[Start Data to process]

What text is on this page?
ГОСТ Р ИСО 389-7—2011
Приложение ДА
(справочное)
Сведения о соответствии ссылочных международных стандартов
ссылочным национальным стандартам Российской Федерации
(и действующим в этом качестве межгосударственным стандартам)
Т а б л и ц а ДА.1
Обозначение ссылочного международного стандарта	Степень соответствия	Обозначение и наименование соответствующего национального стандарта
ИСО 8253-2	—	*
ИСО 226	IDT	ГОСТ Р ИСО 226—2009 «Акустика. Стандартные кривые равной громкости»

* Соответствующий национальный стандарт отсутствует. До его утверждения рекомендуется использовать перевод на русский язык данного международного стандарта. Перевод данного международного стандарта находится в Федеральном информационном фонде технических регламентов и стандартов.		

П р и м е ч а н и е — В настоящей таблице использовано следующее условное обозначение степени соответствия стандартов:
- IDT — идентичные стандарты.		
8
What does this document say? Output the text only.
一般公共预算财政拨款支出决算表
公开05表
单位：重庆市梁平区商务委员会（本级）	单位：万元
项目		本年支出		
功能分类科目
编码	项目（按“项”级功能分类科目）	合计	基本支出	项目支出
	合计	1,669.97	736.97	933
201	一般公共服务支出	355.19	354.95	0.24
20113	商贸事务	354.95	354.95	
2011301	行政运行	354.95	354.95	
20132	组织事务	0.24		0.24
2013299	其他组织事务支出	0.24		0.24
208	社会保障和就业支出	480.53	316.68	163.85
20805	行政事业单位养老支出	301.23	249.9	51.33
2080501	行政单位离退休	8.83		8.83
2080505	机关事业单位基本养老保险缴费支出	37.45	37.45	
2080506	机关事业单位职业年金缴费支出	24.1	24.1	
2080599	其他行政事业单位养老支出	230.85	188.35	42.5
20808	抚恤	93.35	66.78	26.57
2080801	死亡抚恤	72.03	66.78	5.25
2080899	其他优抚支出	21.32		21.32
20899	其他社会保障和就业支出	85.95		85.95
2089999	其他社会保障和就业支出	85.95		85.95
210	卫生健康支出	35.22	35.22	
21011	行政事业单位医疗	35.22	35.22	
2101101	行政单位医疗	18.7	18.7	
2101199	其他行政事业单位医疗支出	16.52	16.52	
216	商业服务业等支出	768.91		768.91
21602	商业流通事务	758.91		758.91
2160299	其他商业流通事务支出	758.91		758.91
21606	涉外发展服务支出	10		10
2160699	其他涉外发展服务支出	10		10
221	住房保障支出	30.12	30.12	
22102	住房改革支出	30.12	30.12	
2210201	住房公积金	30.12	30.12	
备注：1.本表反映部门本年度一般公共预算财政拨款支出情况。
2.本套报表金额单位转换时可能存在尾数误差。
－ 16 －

[End Data to process]

Print the records above exactly as they appear.

What text is on this page?
ГОСТ Р ИСО 389-7—2011
Приложение ДА
(справочное)
Сведения о соответствии ссылочных международных стандартов
ссылочным национальным стандартам Российской Федерации
(и действующим в этом качестве межгосударственным стандартам)
Т а б л и ц а ДА.1
Обозначение ссылочного международного стандарта	Степень соответствия	Обозначение и наименование соответствующего национального стандарта
ИСО 8253-2	—	*
ИСО 226	IDT	ГОСТ Р ИСО 226—2009 «Акустика. Стандартные кривые равной громкости»

* Соответствующий национальный стандарт отсутствует. До его утверждения рекомендуется использовать перевод на русский язык данного международного стандарта. Перевод данного международного стандарта находится в Федеральном информационном фонде технических регламентов и стандартов.		

П р и м е ч а н и е — В настоящей таблице использовано следующее условное обозначение степени соответствия стандартов:
- IDT — идентичные стандарты.		
8
What does this document say? Output the text only.
一般公共预算财政拨款支出决算表
公开05表
单位：重庆市梁平区商务委员会（本级）	单位：万元
项目		本年支出		
功能分类科目
编码	项目（按“项”级功能分类科目）	合计	基本支出	项目支出
	合计	1,669.97	736.97	933
201	一般公共服务支出	355.19	354.95	0.24
20113	商贸事务	354.95	354.95	
2011301	行政运行	354.95	354.95	
20132	组织事务	0.24		0.24
2013299	其他组织事务支出	0.24		0.24
208	社会保障和就业支出	480.53	316.68	163.85
20805	行政事业单位养老支出	301.23	249.9	51.33
2080501	行政单位离退休	8.83		8.83
2080505	机关事业单位基本养老保险缴费支出	37.45	37.45	
2080506	机关事业单位职业年金缴费支出	24.1	24.1	
2080599	其他行政事业单位养老支出	230.85	188.35	42.5
20808	抚恤	93.35	66.78	26.57
2080801	死亡抚恤	72.03	66.78	5.25
2080899	其他优抚支出	21.32		21.32
20899	其他社会保障和就业支出	85.95		85.95
2089999	其他社会保障和就业支出	85.95		85.95
210	卫生健康支出	35.22	35.22	
21011	行政事业单位医疗	35.22	35.22	
2101101	行政单位医疗	18.7	18.7	
2101199	其他行政事业单位医疗支出	16.52	16.52	
216	商业服务业等支出	768.91		768.91
21602	商业流通事务	758.91		758.91
2160299	其他商业流通事务支出	758.91		758.91
21606	涉外发展服务支出	10		10
2160699	其他涉外发展服务支出	10		10
221	住房保障支出	30.12	30.12	
22102	住房改革支出	30.12	30.12	
2210201	住房公积金	30.12	30.12	
备注：1.本表反映部门本年度一般公共预算财政拨款支出情况。
2.本套报表金额单位转换时可能存在尾数误差。
－ 16 －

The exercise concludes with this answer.